START RECORDS TO PROCESS
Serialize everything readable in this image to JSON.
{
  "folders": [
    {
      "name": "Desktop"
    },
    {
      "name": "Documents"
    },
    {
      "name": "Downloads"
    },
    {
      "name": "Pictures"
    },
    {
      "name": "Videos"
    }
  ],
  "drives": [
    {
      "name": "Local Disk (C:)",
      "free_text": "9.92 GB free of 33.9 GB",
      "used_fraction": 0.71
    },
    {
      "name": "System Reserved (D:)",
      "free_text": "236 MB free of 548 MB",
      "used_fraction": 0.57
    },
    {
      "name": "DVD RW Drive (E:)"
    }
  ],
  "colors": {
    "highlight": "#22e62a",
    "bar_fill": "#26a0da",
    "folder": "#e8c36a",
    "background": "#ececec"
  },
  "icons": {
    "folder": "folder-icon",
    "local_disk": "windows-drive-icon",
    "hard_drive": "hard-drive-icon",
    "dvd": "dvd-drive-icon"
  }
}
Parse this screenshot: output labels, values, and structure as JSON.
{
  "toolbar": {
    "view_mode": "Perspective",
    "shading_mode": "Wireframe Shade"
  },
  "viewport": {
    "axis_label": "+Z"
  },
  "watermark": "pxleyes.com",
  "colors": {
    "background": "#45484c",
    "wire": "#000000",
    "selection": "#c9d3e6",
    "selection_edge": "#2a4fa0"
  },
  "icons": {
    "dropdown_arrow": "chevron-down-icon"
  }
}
END RECORDS TO PROCESS
(EXERCISE INSTRUCTIONS) Show every line of the records above that contains the word "name".

(EXERCISE RESULT)
      "name": "Desktop"
      "name": "Documents"
      "name": "Downloads"
      "name": "Pictures"
      "name": "Videos"
      "name": "Local Disk (C:)",
      "name": "System Reserved (D:)",
      "name": "DVD RW Drive (E:)"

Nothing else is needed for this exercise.